The exercise:
Your copy of the material must match it exactly, except that pictures are dropped.

________________________

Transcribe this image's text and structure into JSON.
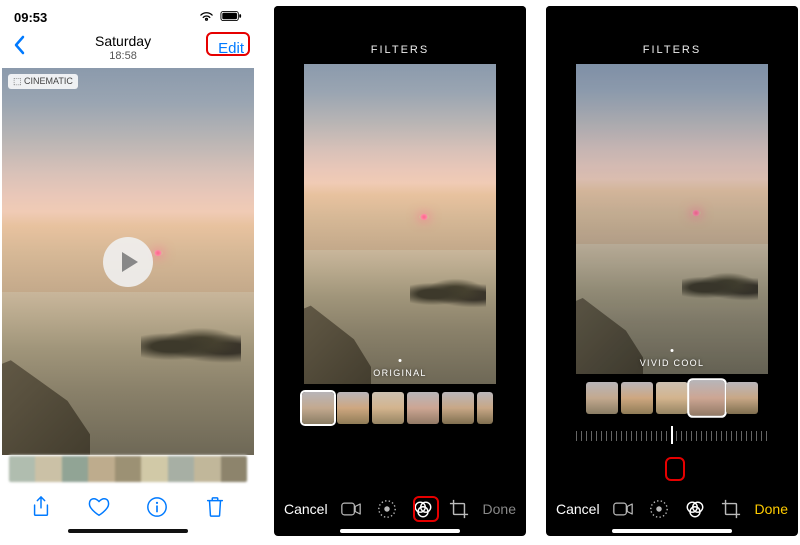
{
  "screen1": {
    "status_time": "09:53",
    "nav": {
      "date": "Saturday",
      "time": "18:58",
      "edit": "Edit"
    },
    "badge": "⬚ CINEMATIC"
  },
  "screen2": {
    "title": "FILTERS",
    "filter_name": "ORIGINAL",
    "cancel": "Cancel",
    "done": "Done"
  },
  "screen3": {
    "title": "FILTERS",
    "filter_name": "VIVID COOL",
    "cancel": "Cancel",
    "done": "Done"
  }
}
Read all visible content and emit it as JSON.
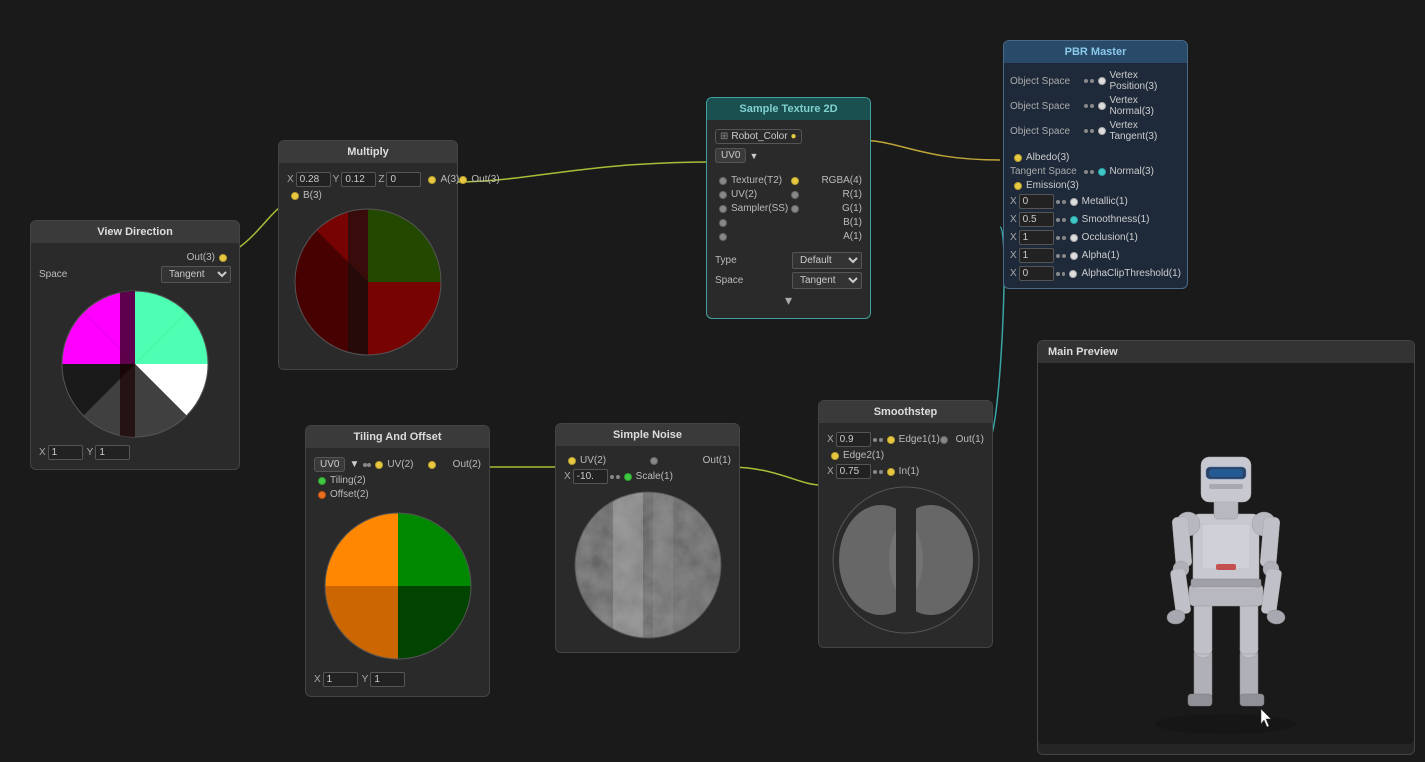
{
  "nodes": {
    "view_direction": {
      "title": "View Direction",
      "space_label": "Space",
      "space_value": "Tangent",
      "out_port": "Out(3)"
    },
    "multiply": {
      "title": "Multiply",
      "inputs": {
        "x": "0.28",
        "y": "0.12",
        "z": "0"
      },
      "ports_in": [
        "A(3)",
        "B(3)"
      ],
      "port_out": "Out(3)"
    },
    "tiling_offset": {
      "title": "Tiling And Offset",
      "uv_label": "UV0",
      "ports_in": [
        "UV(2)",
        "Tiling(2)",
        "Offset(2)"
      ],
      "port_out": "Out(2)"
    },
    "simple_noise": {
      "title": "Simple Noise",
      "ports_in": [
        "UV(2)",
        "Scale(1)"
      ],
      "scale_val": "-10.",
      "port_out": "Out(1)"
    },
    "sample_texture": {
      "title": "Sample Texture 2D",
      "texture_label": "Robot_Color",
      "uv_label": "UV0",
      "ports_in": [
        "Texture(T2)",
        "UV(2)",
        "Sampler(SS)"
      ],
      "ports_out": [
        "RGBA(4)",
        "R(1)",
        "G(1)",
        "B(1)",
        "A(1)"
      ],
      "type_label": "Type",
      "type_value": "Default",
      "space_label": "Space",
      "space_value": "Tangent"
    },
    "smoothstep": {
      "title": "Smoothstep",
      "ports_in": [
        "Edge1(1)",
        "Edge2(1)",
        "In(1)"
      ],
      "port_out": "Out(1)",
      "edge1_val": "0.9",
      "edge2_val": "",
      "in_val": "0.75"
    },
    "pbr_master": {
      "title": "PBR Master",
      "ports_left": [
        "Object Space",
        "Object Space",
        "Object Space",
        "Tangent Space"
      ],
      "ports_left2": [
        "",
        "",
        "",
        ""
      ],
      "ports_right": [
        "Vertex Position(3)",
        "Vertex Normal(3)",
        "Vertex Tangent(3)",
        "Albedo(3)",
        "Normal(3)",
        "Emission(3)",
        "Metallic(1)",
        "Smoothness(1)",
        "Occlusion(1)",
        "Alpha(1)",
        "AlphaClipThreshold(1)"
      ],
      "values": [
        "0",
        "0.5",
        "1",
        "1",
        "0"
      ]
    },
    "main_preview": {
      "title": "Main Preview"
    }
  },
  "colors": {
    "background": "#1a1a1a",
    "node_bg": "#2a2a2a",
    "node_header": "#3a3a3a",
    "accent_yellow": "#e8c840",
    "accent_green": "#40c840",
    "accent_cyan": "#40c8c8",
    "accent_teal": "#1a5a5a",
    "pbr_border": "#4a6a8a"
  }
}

________________________

Answer for the task:
Transcribe this image's text and structure into JSON.
{
  "screen1": {
    "status_time": "09:53",
    "nav": {
      "date": "Saturday",
      "time": "18:58",
      "edit": "Edit"
    },
    "badge": "⬚ CINEMATIC"
  },
  "screen2": {
    "title": "FILTERS",
    "filter_name": "ORIGINAL",
    "cancel": "Cancel",
    "done": "Done"
  },
  "screen3": {
    "title": "FILTERS",
    "filter_name": "VIVID COOL",
    "cancel": "Cancel",
    "done": "Done"
  }
}
Read all visible content and emit it as JSON.
{
  "nodes": {
    "view_direction": {
      "title": "View Direction",
      "space_label": "Space",
      "space_value": "Tangent",
      "out_port": "Out(3)"
    },
    "multiply": {
      "title": "Multiply",
      "inputs": {
        "x": "0.28",
        "y": "0.12",
        "z": "0"
      },
      "ports_in": [
        "A(3)",
        "B(3)"
      ],
      "port_out": "Out(3)"
    },
    "tiling_offset": {
      "title": "Tiling And Offset",
      "uv_label": "UV0",
      "ports_in": [
        "UV(2)",
        "Tiling(2)",
        "Offset(2)"
      ],
      "port_out": "Out(2)"
    },
    "simple_noise": {
      "title": "Simple Noise",
      "ports_in": [
        "UV(2)",
        "Scale(1)"
      ],
      "scale_val": "-10.",
      "port_out": "Out(1)"
    },
    "sample_texture": {
      "title": "Sample Texture 2D",
      "texture_label": "Robot_Color",
      "uv_label": "UV0",
      "ports_in": [
        "Texture(T2)",
        "UV(2)",
        "Sampler(SS)"
      ],
      "ports_out": [
        "RGBA(4)",
        "R(1)",
        "G(1)",
        "B(1)",
        "A(1)"
      ],
      "type_label": "Type",
      "type_value": "Default",
      "space_label": "Space",
      "space_value": "Tangent"
    },
    "smoothstep": {
      "title": "Smoothstep",
      "ports_in": [
        "Edge1(1)",
        "Edge2(1)",
        "In(1)"
      ],
      "port_out": "Out(1)",
      "edge1_val": "0.9",
      "edge2_val": "",
      "in_val": "0.75"
    },
    "pbr_master": {
      "title": "PBR Master",
      "ports_left": [
        "Object Space",
        "Object Space",
        "Object Space",
        "Tangent Space"
      ],
      "ports_left2": [
        "",
        "",
        "",
        ""
      ],
      "ports_right": [
        "Vertex Position(3)",
        "Vertex Normal(3)",
        "Vertex Tangent(3)",
        "Albedo(3)",
        "Normal(3)",
        "Emission(3)",
        "Metallic(1)",
        "Smoothness(1)",
        "Occlusion(1)",
        "Alpha(1)",
        "AlphaClipThreshold(1)"
      ],
      "values": [
        "0",
        "0.5",
        "1",
        "1",
        "0"
      ]
    },
    "main_preview": {
      "title": "Main Preview"
    }
  },
  "colors": {
    "background": "#1a1a1a",
    "node_bg": "#2a2a2a",
    "node_header": "#3a3a3a",
    "accent_yellow": "#e8c840",
    "accent_green": "#40c840",
    "accent_cyan": "#40c8c8",
    "accent_teal": "#1a5a5a",
    "pbr_border": "#4a6a8a"
  }
}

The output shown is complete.